EXERCISE DETAILS: Copy the lines of the records from the line containing "Where is each" through the line containing "Bar — [214, 338, 315, 360]", including both, and omit the picture from the copy.

DATA PROVIDED:
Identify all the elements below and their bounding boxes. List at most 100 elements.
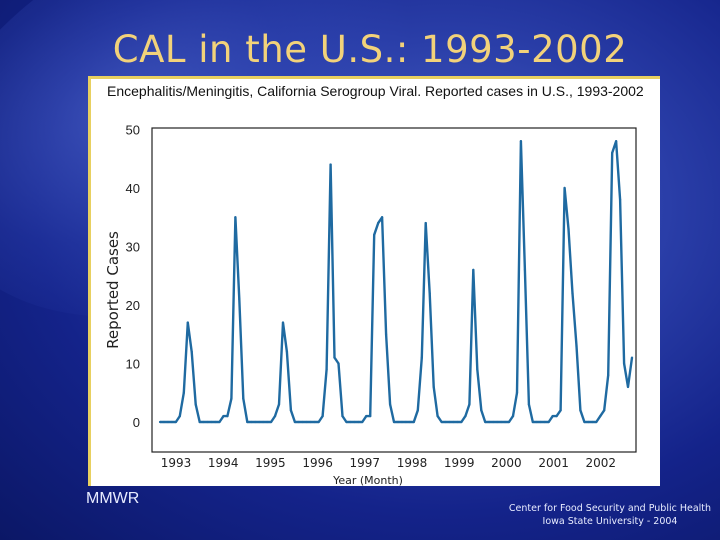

...

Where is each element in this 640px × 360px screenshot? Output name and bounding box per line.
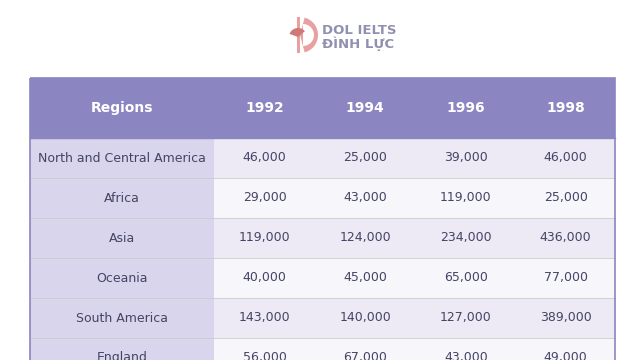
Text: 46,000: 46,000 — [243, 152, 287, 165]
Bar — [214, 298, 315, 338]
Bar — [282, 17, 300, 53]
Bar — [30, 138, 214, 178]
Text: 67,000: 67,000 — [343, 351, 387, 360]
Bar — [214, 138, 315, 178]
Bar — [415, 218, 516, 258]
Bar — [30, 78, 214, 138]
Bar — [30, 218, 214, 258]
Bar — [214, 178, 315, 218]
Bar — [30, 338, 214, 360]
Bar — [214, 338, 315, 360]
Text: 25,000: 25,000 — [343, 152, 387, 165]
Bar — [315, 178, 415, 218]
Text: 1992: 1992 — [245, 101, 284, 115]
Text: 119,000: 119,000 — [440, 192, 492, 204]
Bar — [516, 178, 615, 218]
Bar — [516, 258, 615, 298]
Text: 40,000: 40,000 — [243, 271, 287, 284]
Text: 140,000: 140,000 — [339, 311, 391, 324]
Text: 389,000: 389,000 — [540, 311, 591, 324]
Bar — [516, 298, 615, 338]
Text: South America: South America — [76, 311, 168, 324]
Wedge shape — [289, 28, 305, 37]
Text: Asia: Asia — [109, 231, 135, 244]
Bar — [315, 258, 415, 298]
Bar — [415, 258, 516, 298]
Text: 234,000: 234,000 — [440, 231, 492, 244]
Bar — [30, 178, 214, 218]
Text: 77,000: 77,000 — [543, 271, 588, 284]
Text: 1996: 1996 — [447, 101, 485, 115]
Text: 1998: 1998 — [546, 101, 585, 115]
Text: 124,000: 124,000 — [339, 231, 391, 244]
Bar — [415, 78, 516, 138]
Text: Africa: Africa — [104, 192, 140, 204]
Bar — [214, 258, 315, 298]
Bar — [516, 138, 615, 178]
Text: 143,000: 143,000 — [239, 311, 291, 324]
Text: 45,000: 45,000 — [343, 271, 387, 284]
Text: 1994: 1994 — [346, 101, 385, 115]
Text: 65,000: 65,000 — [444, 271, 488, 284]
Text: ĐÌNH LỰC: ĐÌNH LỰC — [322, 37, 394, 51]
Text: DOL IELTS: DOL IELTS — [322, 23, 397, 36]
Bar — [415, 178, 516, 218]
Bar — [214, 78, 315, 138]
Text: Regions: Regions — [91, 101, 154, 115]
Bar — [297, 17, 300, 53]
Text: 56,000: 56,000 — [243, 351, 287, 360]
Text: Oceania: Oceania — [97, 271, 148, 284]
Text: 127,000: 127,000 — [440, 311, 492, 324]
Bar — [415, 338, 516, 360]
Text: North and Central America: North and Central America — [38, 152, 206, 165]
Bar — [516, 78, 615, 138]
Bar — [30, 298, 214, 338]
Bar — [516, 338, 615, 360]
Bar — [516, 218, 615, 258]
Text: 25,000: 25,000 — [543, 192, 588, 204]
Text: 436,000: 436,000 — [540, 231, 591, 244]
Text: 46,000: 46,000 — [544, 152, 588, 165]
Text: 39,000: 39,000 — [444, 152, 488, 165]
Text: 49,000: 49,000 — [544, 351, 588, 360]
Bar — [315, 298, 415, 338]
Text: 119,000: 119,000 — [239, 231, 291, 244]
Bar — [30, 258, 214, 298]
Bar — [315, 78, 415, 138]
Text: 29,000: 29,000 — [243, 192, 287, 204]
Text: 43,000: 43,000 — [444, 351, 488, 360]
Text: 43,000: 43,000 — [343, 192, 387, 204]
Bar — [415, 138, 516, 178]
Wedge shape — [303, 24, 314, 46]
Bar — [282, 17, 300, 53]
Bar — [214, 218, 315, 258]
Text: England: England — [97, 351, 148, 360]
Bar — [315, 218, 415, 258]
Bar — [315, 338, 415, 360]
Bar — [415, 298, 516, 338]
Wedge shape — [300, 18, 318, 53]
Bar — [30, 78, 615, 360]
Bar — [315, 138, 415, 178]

WRITTEN ANSWER:
Where is each element in this 640px × 360px screenshot? Output name and bounding box per line.
Text: 46,000: 46,000 — [243, 152, 287, 165]
Bar — [214, 298, 315, 338]
Bar — [282, 17, 300, 53]
Bar — [30, 138, 214, 178]
Text: 67,000: 67,000 — [343, 351, 387, 360]
Bar — [214, 138, 315, 178]
Bar — [415, 218, 516, 258]
Bar — [30, 78, 214, 138]
Bar — [30, 218, 214, 258]
Bar — [214, 178, 315, 218]
Bar — [30, 338, 214, 360]
Bar — [214, 338, 315, 360]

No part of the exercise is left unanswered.